* begin *

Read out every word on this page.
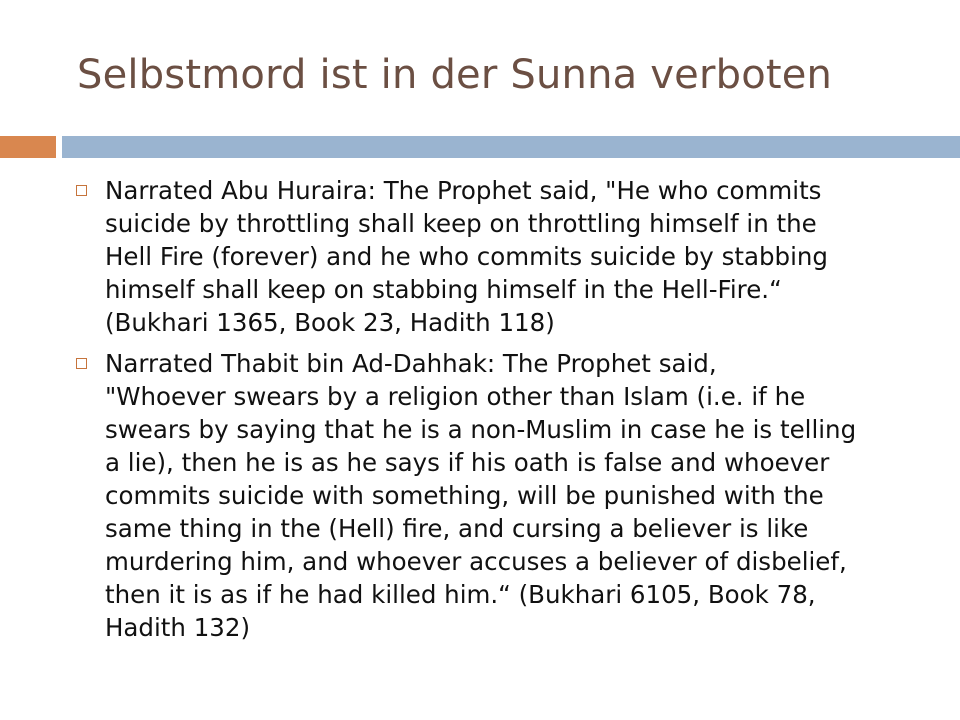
Selbstmord ist in der Sunna verboten
Narrated Abu Huraira: The Prophet said, "He who commits
suicide by throttling shall keep on throttling himself in the
Hell Fire (forever) and he who commits suicide by stabbing
himself shall keep on stabbing himself in the Hell-Fire.“
(Bukhari 1365, Book 23, Hadith 118)
Narrated Thabit bin Ad-Dahhak: The Prophet said,
"Whoever swears by a religion other than Islam (i.e. if he
swears by saying that he is a non-Muslim in case he is telling
a lie), then he is as he says if his oath is false and whoever
commits suicide with something, will be punished with the
same thing in the (Hell) fire, and cursing a believer is like
murdering him, and whoever accuses a believer of disbelief,
then it is as if he had killed him.“ (Bukhari 6105, Book 78,
Hadith 132)
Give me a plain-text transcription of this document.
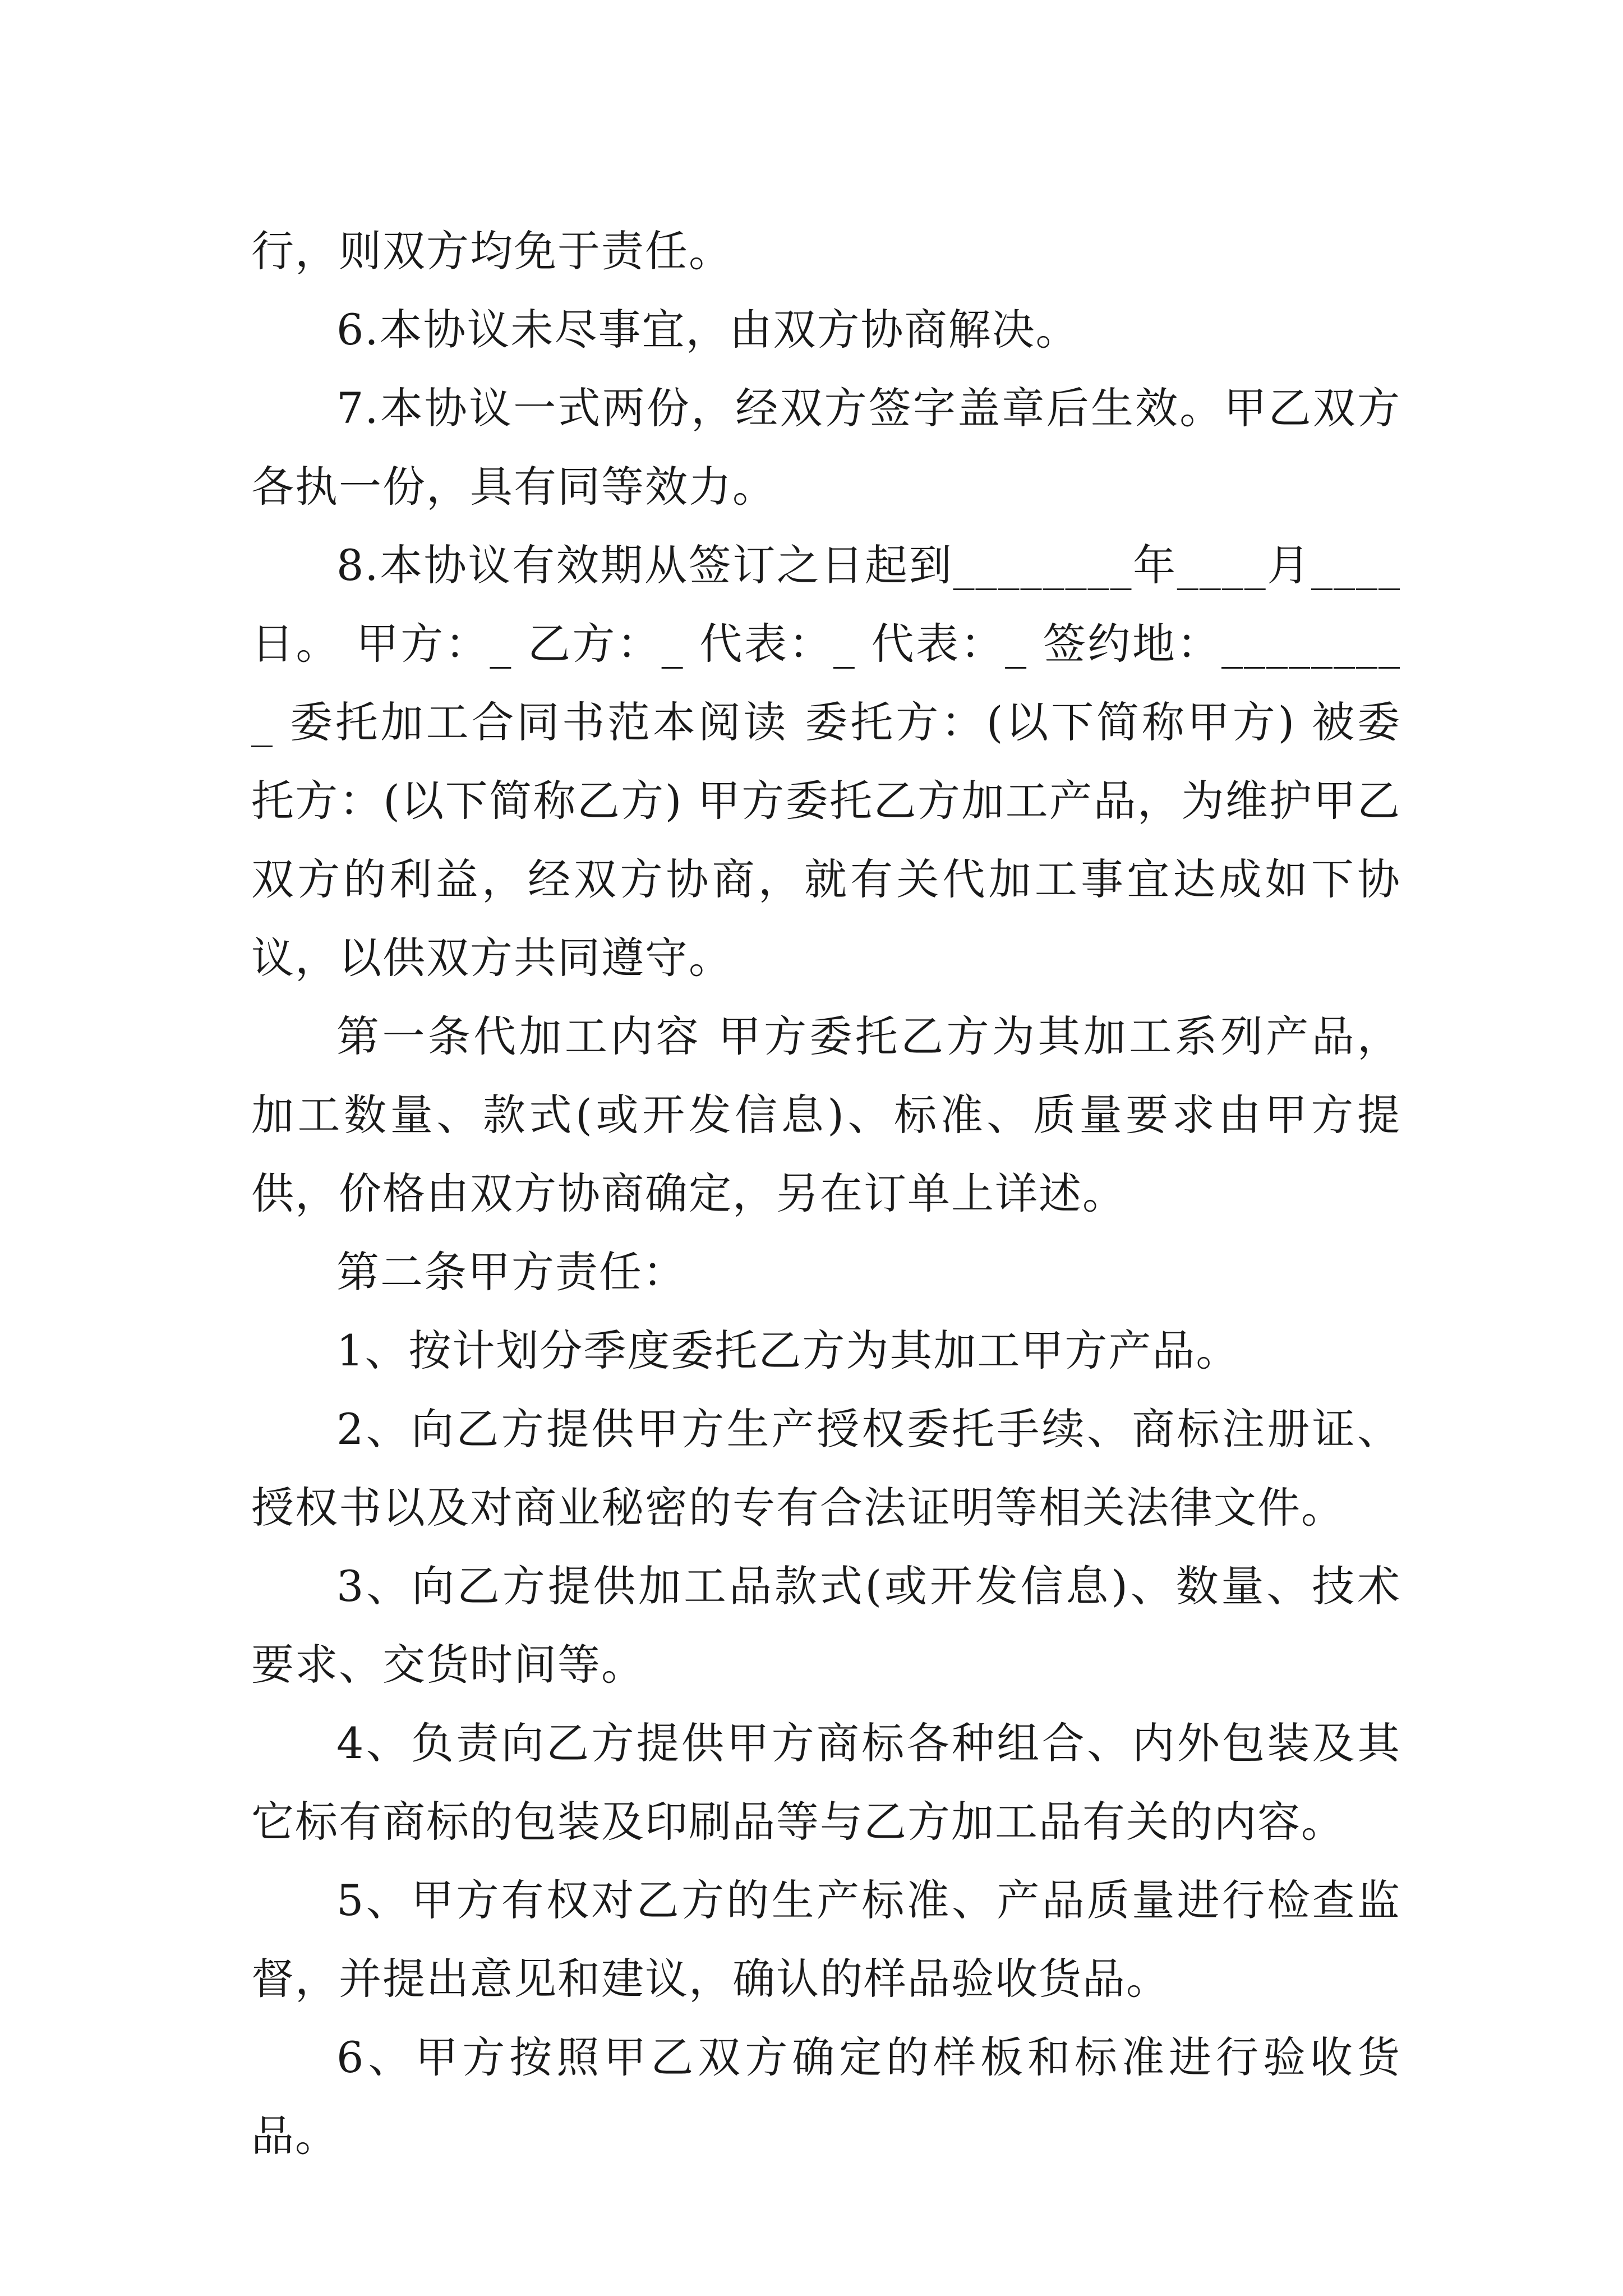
行，则双方均免于责任。

6.本协议未尽事宜，由双方协商解决。

7.本协议一式两份，经双方签字盖章后生效。甲乙双方各执一份，具有同等效力。

8.本协议有效期从签订之日起到________年____月____日。 甲方：_ 乙方：_ 代表：_ 代表：_ 签约地：_________ 委托加工合同书范本阅读 委托方：(以下简称甲方) 被委托方：(以下简称乙方) 甲方委托乙方加工产品，为维护甲乙双方的利益，经双方协商，就有关代加工事宜达成如下协议，以供双方共同遵守。

第一条代加工内容 甲方委托乙方为其加工系列产品，加工数量、款式(或开发信息)、标准、质量要求由甲方提供，价格由双方协商确定，另在订单上详述。

第二条甲方责任：

1、按计划分季度委托乙方为其加工甲方产品。

2、向乙方提供甲方生产授权委托手续、商标注册证、授权书以及对商业秘密的专有合法证明等相关法律文件。

3、向乙方提供加工品款式(或开发信息)、数量、技术要求、交货时间等。

4、负责向乙方提供甲方商标各种组合、内外包装及其它标有商标的包装及印刷品等与乙方加工品有关的内容。

5、甲方有权对乙方的生产标准、产品质量进行检查监督，并提出意见和建议，确认的样品验收货品。

6、甲方按照甲乙双方确定的样板和标准进行验收货品。
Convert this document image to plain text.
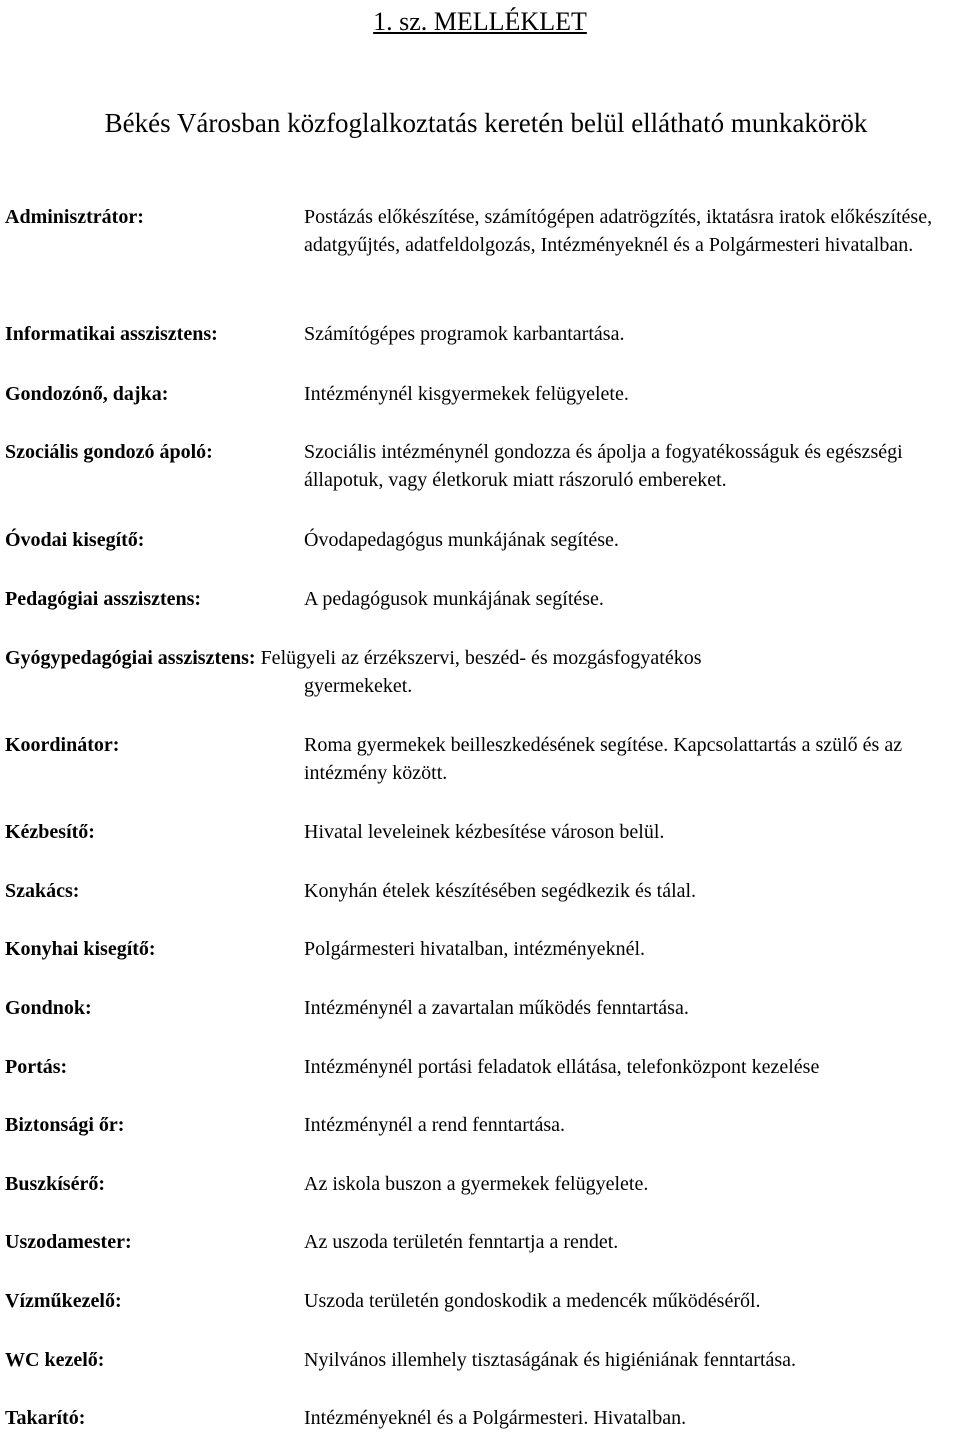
1. sz. MELLÉKLET
Békés Városban közfoglalkoztatás keretén belül ellátható munkakörök
Adminisztrátor:	Postázás előkészítése, számítógépen adatrögzítés, iktatásra iratok előkészítése, adatgyűjtés, adatfeldolgozás, Intézményeknél és a Polgármesteri hivatalban.
Informatikai asszisztens:	Számítógépes programok karbantartása.
Gondozónő, dajka:	Intézménynél kisgyermekek felügyelete.
Szociális gondozó ápoló:	Szociális intézménynél gondozza és ápolja a fogyatékosságuk és egészségi állapotuk, vagy életkoruk miatt rászoruló embereket.
Óvodai kisegítő:	Óvodapedagógus munkájának segítése.
Pedagógiai asszisztens:	A pedagógusok munkájának segítése.
Gyógypedagógiai asszisztens: Felügyeli az érzékszervi, beszéd- és mozgásfogyatékos
gyermekeket.
Koordinátor:	Roma gyermekek beilleszkedésének segítése. Kapcsolattartás a szülő és az intézmény között.
Kézbesítő:	Hivatal leveleinek kézbesítése városon belül.
Szakács:	Konyhán ételek készítésében segédkezik és tálal.
Konyhai kisegítő:	Polgármesteri hivatalban, intézményeknél.
Gondnok:	Intézménynél a zavartalan működés fenntartása.
Portás:	Intézménynél portási feladatok ellátása, telefonközpont kezelése
Biztonsági őr:	Intézménynél a rend fenntartása.
Buszkísérő:	Az iskola buszon a gyermekek felügyelete.
Uszodamester:	Az uszoda területén fenntartja a rendet.
Vízműkezelő:	Uszoda területén gondoskodik a medencék működéséről.
WC kezelő:	Nyilvános illemhely tisztaságának és higiéniának fenntartása.
Takarító:	Intézményeknél és a Polgármesteri. Hivatalban.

* end *

Which lines in the data above contain "Narrated"? Show each one.

Narrated Abu Huraira: The Prophet said, "He who commits
Narrated Thabit bin Ad-Dahhak: The Prophet said,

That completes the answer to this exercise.